* **THE PROBLEM**:
Note how many lines hold "color" and report that number by itself.

Start

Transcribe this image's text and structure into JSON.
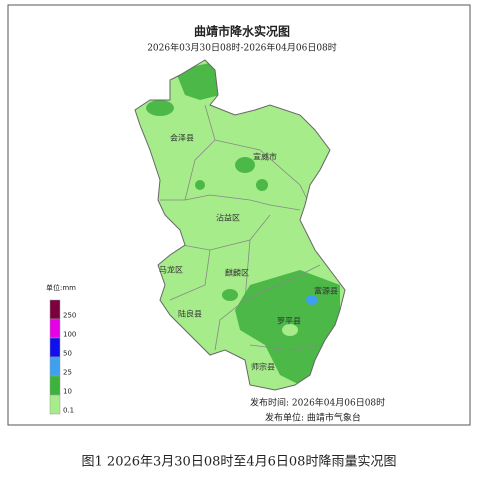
{
  "header": {
    "title": "曲靖市降水实况图",
    "subtitle": "2026年03月30日08时-2026年04月06日08时"
  },
  "regions": [
    "会泽县",
    "宣威市",
    "沾益区",
    "马龙区",
    "麒麟区",
    "富源县",
    "陆良县",
    "罗平县",
    "师宗县"
  ],
  "legend": {
    "title": "单位:mm",
    "items": [
      {
        "label": "250",
        "color": "#7a0040"
      },
      {
        "label": "100",
        "color": "#e600e6"
      },
      {
        "label": "50",
        "color": "#1010ee"
      },
      {
        "label": "25",
        "color": "#3fa0f0"
      },
      {
        "label": "10",
        "color": "#3cb43c"
      },
      {
        "label": "0.1",
        "color": "#a6ec8a"
      }
    ]
  },
  "footer": {
    "time": "发布时间: 2026年04月06日08时",
    "unit": "发布单位: 曲靖市气象台"
  },
  "caption": "图1 2026年3月30日08时至4月6日08时降雨量实况图"
}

End

* **RESULT**:
6